-------- INFORMATION PROVIDED

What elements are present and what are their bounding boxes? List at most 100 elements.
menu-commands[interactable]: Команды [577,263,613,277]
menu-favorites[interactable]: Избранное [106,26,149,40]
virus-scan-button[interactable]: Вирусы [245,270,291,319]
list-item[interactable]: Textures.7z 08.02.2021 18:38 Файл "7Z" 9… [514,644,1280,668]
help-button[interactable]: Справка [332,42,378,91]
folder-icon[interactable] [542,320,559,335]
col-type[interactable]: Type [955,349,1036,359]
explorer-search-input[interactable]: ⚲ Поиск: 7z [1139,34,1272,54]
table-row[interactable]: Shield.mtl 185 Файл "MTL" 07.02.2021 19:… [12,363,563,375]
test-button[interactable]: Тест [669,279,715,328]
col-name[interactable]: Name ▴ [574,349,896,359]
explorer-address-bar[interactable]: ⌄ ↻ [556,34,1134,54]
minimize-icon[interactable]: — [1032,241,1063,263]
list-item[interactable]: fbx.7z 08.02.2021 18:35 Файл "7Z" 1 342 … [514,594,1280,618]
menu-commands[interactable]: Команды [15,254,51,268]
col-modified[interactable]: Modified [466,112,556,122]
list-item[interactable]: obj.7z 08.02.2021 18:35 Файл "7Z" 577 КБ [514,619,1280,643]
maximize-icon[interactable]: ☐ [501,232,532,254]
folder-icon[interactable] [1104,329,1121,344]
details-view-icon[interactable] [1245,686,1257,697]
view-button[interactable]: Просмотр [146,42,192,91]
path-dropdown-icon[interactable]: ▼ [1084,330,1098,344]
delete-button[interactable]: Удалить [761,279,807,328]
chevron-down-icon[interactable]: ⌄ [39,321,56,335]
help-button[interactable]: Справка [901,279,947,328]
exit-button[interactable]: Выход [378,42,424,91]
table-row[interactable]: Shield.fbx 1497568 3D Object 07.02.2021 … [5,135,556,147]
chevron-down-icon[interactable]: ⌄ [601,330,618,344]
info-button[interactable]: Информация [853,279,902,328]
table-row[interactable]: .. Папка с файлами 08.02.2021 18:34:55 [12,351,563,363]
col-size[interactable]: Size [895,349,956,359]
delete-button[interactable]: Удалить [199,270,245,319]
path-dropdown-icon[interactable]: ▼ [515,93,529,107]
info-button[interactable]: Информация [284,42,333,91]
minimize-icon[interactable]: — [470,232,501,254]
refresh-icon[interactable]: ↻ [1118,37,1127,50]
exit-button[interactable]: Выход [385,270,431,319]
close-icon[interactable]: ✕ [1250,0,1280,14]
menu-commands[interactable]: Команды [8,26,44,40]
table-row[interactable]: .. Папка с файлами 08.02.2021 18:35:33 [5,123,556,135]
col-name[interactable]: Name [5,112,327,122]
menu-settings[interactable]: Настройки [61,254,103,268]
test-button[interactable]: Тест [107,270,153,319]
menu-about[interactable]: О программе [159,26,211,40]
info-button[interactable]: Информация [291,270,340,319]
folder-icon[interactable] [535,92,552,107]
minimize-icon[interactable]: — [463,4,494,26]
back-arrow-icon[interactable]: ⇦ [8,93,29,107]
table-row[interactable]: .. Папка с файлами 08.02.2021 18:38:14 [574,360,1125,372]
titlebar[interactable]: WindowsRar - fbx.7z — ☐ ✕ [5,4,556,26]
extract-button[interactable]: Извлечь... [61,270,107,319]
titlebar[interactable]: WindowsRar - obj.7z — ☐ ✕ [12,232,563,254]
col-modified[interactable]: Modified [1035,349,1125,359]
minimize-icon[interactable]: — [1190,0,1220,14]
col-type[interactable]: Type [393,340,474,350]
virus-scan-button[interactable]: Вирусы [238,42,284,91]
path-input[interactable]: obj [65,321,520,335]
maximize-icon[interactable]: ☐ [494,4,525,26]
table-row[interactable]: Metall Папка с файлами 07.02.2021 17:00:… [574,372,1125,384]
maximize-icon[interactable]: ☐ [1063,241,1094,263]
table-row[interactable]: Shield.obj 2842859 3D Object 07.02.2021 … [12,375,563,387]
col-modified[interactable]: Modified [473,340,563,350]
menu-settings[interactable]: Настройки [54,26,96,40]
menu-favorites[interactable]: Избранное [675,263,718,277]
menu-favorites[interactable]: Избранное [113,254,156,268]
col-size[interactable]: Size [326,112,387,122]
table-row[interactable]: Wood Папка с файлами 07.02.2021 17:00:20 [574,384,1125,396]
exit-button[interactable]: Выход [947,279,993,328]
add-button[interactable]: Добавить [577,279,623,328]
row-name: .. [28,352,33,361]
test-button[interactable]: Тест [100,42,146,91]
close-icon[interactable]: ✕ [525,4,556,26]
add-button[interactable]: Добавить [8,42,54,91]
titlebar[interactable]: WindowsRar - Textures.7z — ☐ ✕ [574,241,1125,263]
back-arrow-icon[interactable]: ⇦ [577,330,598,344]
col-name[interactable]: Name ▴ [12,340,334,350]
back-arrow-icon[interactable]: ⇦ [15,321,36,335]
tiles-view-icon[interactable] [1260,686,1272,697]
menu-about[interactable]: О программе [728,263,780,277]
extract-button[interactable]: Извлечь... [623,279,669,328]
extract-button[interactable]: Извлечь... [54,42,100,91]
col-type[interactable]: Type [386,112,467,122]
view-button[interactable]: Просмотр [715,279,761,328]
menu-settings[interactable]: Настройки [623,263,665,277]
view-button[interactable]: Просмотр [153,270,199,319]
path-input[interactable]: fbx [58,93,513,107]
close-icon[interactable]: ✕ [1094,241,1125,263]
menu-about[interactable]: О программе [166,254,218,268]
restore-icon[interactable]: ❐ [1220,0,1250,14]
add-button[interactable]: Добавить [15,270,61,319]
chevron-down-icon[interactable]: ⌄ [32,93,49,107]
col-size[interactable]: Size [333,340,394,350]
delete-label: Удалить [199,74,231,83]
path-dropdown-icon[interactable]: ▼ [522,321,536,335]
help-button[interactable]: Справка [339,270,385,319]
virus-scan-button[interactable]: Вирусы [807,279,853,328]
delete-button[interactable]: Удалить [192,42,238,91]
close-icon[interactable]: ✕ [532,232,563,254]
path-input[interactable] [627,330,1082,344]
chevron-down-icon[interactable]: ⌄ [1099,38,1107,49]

----------------
-------- INFORMATION PROVIDED

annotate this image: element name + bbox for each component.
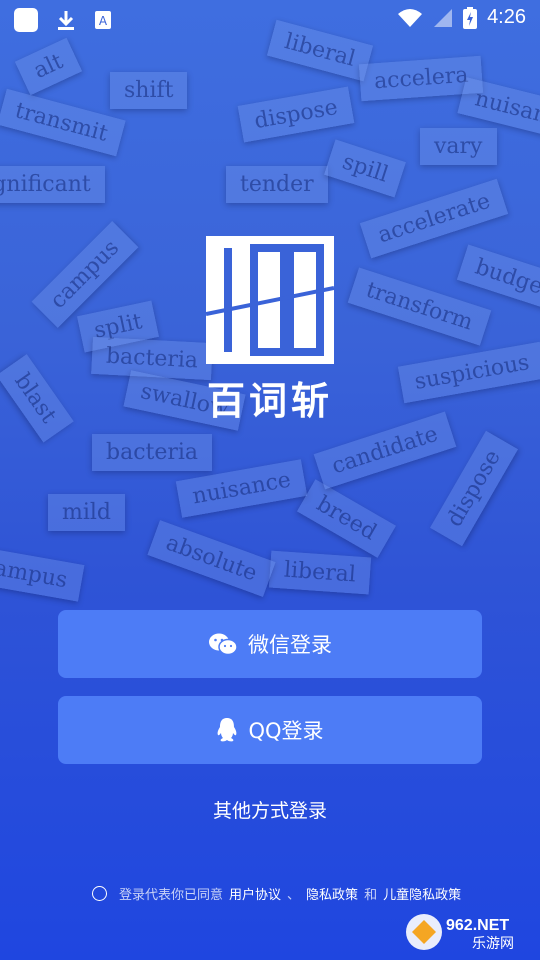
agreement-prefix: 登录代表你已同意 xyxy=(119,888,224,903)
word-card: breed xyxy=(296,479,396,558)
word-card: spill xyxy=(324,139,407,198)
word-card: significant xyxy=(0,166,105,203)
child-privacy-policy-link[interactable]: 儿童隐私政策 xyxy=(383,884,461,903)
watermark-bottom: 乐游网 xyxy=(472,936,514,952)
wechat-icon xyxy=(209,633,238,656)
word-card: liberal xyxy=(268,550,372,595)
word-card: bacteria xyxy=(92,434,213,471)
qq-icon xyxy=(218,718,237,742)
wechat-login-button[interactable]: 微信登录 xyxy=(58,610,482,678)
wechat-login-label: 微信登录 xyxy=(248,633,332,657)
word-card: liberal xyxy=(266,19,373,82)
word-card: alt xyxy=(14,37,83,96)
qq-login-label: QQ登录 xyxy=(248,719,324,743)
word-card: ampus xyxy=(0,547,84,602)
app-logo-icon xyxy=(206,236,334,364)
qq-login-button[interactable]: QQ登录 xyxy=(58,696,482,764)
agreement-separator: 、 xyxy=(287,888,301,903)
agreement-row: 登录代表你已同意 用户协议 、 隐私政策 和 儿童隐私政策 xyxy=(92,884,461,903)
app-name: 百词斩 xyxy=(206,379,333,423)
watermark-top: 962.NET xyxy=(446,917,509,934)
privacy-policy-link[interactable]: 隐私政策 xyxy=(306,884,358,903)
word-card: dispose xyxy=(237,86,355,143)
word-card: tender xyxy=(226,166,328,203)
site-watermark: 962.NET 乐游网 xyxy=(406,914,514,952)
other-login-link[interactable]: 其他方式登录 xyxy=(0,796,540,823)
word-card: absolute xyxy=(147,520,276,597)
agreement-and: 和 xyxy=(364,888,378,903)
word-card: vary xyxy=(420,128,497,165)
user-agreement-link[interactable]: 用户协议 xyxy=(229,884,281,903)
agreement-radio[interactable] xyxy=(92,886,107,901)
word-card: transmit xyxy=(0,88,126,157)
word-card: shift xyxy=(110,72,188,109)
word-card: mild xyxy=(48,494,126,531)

----------------

WHAT NEEDS TO BE DONE
Each line of the material above that holds "test" counts once; give the total and nothing else.

REPLY
3